_Supplied entries_:
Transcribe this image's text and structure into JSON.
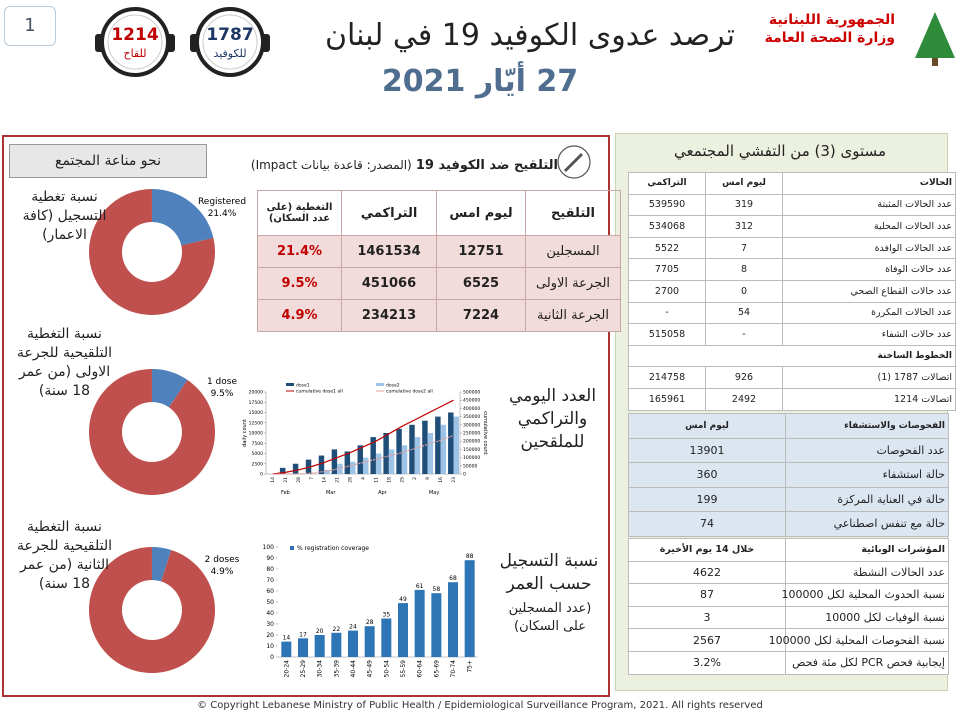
{
  "header": {
    "page_number": "1",
    "ministry": "الجمهورية اللبنانية",
    "ministry_sub": "وزارة الصحة العامة",
    "title": "ترصد عدوى الكوفيد 19 في لبنان",
    "date": "27 أيّار 2021",
    "hotlines": [
      {
        "number": "1787",
        "label": "للكوفيد"
      },
      {
        "number": "1214",
        "label": "للقاح"
      }
    ]
  },
  "vaccination": {
    "heading": "نحو مناعة المجتمع",
    "title": "التلقيح ضد الكوفيد 19",
    "source": "(المصدر: قاعدة بيانات Impact)",
    "donut_colors": {
      "value": "#4f81bd",
      "rest": "#c0504d"
    },
    "donuts": [
      {
        "description": "نسبة تغطية التسجيل (كافة الاعمار)",
        "slice_label": "Registered",
        "value": 21.4,
        "value_label": "21.4%"
      },
      {
        "description": "نسبة التغطية التلقيحية للجرعة الاولى (من عمر 18 سنة)",
        "slice_label": "1 dose",
        "value": 9.5,
        "value_label": "9.5%"
      },
      {
        "description": "نسبة التغطية التلقيحية للجرعة الثانية (من عمر 18 سنة)",
        "slice_label": "2 doses",
        "value": 4.9,
        "value_label": "4.9%"
      }
    ],
    "table": {
      "header": [
        "التلقيح",
        "ليوم امس",
        "التراكمي",
        "التغطية (على عدد السكان)"
      ],
      "rows": [
        [
          "المسجلين",
          12751,
          1461534,
          "21.4%"
        ],
        [
          "الجرعة الاولى",
          6525,
          451066,
          "9.5%"
        ],
        [
          "الجرعة الثانية",
          7224,
          234213,
          "4.9%"
        ]
      ]
    },
    "daily_chart": {
      "type": "bar",
      "title": "العدد اليومي والتراكمي للملقحين",
      "ylabel": "daily count",
      "y2label": "cumulative count",
      "categories": [
        "14",
        "21",
        "28",
        "7",
        "14",
        "21",
        "28",
        "4",
        "11",
        "18",
        "25",
        "2",
        "9",
        "16",
        "23"
      ],
      "months": [
        "Feb",
        "Mar",
        "Apr",
        "May"
      ],
      "series": [
        {
          "name": "dose1",
          "color": "#1f4e79",
          "values": [
            0,
            1500,
            2500,
            3500,
            4500,
            6000,
            5500,
            7000,
            9000,
            10000,
            11000,
            12000,
            13000,
            14000,
            15000
          ]
        },
        {
          "name": "dose2",
          "color": "#9dc3e6",
          "values": [
            0,
            0,
            0,
            0,
            1000,
            2500,
            3000,
            4000,
            5000,
            6000,
            7000,
            9000,
            10000,
            12000,
            14000
          ]
        },
        {
          "name": "cumulative dose1 all",
          "color": "#c00000",
          "axis": "y2",
          "values": [
            0,
            10000,
            25000,
            45000,
            70000,
            100000,
            130000,
            165000,
            200000,
            245000,
            290000,
            330000,
            370000,
            410000,
            450000
          ]
        },
        {
          "name": "cumulative dose2 all",
          "color": "#e6a0a0",
          "axis": "y2",
          "values": [
            0,
            0,
            0,
            5000,
            15000,
            30000,
            50000,
            70000,
            90000,
            110000,
            130000,
            155000,
            180000,
            205000,
            235000
          ]
        }
      ],
      "ylim": [
        0,
        20000
      ],
      "yticks": [
        0,
        2500,
        5000,
        7500,
        10000,
        12500,
        15000,
        17500,
        20000
      ],
      "y2lim": [
        0,
        500000
      ],
      "y2ticks": [
        0,
        50000,
        100000,
        150000,
        200000,
        250000,
        300000,
        350000,
        400000,
        450000,
        500000
      ]
    },
    "age_chart": {
      "type": "bar",
      "title": "نسبة التسجيل حسب العمر",
      "subtitle": "(عدد المسجلين على السكان)",
      "series_name": "% registration coverage",
      "color": "#2e75b6",
      "categories": [
        "20-24",
        "25-29",
        "30-34",
        "35-39",
        "40-44",
        "45-49",
        "50-54",
        "55-59",
        "60-64",
        "65-69",
        "70-74",
        "75+"
      ],
      "values": [
        14,
        17,
        20,
        22,
        24,
        28,
        35,
        49,
        61,
        58,
        68,
        88
      ],
      "ylim": [
        0,
        100
      ],
      "yticks": [
        0,
        10,
        20,
        30,
        40,
        50,
        60,
        70,
        80,
        90,
        100
      ]
    }
  },
  "outbreak": {
    "title": "مستوى (3) من التفشي المجتمعي",
    "cases": {
      "header": [
        "الحالات",
        "ليوم امس",
        "التراكمي"
      ],
      "rows": [
        [
          "عدد الحالات المثبتة",
          319,
          539590
        ],
        [
          "عدد الحالات المحلية",
          312,
          534068
        ],
        [
          "عدد الحالات الوافدة",
          7,
          5522
        ],
        [
          "عدد حالات الوفاة",
          8,
          7705
        ],
        [
          "عدد حالات القطاع الصحي",
          0,
          2700
        ],
        [
          "عدد الحالات المكررة",
          54,
          "-"
        ],
        [
          "عدد حالات الشفاء",
          "-",
          515058
        ]
      ]
    },
    "hotlines": {
      "title": "الخطوط الساخنة",
      "rows": [
        [
          "اتصالات 1787 (1)",
          926,
          214758
        ],
        [
          "اتصالات 1214",
          2492,
          165961
        ]
      ]
    },
    "tests": {
      "header": [
        "الفحوصات والاستشفاء",
        "ليوم امس"
      ],
      "rows": [
        [
          "عدد الفحوصات",
          13901
        ],
        [
          "حالة استشفاء",
          360
        ],
        [
          "حالة في العناية المركزة",
          199
        ],
        [
          "حالة مع تنفس اصطناعي",
          74
        ]
      ]
    },
    "indicators": {
      "header": [
        "المؤشرات الوبائية",
        "خلال 14 يوم الأخيرة"
      ],
      "rows": [
        [
          "عدد الحالات النشطة",
          4622
        ],
        [
          "نسبة الحدوث المحلية لكل 100000",
          87
        ],
        [
          "نسبة الوفيات لكل 10000",
          3
        ],
        [
          "نسبة الفحوصات المحلية لكل 100000",
          2567
        ],
        [
          "إيجابية فحص PCR لكل مئة فحص",
          "3.2%"
        ]
      ]
    }
  },
  "footer": "© Copyright Lebanese Ministry of Public Health / Epidemiological Surveillance Program, 2021. All rights reserved"
}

_Goal_: Where a line above contains the word "الحالات", copy that line.

_Exercise response_:
        "الحالات",
          "عدد الحالات المثبتة",
          "عدد الحالات المحلية",
          "عدد الحالات الوافدة",
          "عدد الحالات المكررة",
          "عدد الحالات النشطة",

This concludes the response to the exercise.